* **PAGE EXTRACT**
----------
October 2007

Things that are Really Important

By Sebouh Gemdjian of the Highland Park Mirror

One can say that the Raritan runs through Robert Craig's veins. He is a Piscataway native printmaker who frequently exhibits at Beamesderfer Gallery in Highland Park, where he had an opening on Sunday, September 16. Looking at his wood and linoleum cuts, one can tell that he has presented us with what he considers to be really important, like memories contained in a sentence that starts with "Remember when..." A veteran paratrooper who re-volunteered during the Gulf War, today Craig listens to the river for essence. Here is the essence of a sunset, and here is the essence of a landscape, he seems to say, now you fill in the memory that made you cry. And here is the war.

"A generation of people who didn't serve their country went by and they are laying judgment on young people who are better targets for a kiss than they are for a bullet," Craig said of the emotions behind a group of war-themed prints. At first glance they may appear very different from his landscapes and still life, more like caricatures, but the approach is the same. We are given strokes - a sketch of George Bush, text that reads "blah, blah, blah," a skeleton in uniform...a vague figure of a dictator, a caption of "Generalissimo Whatshisname" - and we get to fill in the emotions.

"They're young. Some of them will never see the things that we love in life, the things that are really important," he adds compassionately. The rest of the exhibition, the sunsets and figures and landscapes that have nothing to do with the war, seem to be especially meant for the soldiers that came back.

"It's easy to get inspiration from what's happened in the last five years," Craig says about what makes him tick. "The other work, I just try to move my hands. I just try to keep busy. It could be from the tiniest of things, it could be from other artists as well. It could be as simple as a still life, it could be as complex as politics."
----------
Stored entries:
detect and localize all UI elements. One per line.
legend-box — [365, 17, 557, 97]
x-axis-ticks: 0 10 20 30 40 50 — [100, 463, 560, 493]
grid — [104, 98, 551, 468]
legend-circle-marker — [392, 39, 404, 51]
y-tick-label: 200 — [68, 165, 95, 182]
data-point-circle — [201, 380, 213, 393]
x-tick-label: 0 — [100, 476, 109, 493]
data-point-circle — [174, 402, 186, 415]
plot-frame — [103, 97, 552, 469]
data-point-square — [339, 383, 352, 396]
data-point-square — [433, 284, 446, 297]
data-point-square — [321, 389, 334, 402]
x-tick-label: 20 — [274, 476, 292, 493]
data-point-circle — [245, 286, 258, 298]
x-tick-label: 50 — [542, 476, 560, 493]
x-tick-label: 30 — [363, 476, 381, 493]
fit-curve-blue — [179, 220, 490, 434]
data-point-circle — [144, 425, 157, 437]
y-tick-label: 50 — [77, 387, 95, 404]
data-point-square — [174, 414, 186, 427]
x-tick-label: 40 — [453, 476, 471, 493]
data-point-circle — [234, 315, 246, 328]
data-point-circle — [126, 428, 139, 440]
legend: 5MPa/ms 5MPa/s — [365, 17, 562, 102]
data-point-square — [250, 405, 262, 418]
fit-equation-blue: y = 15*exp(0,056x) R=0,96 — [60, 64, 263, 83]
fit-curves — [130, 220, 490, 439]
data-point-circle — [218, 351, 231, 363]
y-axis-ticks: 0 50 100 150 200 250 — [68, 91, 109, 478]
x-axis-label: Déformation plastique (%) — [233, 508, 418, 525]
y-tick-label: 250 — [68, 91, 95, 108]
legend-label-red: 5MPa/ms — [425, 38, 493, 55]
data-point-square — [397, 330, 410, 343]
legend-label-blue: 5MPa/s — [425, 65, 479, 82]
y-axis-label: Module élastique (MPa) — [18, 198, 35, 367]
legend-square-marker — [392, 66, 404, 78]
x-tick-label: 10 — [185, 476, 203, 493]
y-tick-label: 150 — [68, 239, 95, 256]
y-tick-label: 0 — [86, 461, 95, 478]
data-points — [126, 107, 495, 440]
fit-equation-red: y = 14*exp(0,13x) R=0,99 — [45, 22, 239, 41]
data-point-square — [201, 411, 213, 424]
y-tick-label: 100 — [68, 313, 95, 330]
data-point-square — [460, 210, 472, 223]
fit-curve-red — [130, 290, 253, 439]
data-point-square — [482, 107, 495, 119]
----------
Copy the passage of the Robert Craig article that starts at "By Sebouh Gemdjian" and ends at "is the war.", substituting "artist" for "printmaker".

* **RESULT FOR THIS EXERCISE**
By Sebouh Gemdjian of the Highland Park Mirror

One can say that the Raritan runs through Robert Craig's veins. He is a Piscataway native artist who frequently exhibits at Beamesderfer Gallery in Highland Park, where he had an opening on Sunday, September 16. Looking at his wood and linoleum cuts, one can tell that he has presented us with what he considers to be really important, like memories contained in a sentence that starts with "Remember when..." A veteran paratrooper who re-volunteered during the Gulf War, today Craig listens to the river for essence. Here is the essence of a sunset, and here is the essence of a landscape, he seems to say, now you fill in the memory that made you cry. And here is the war.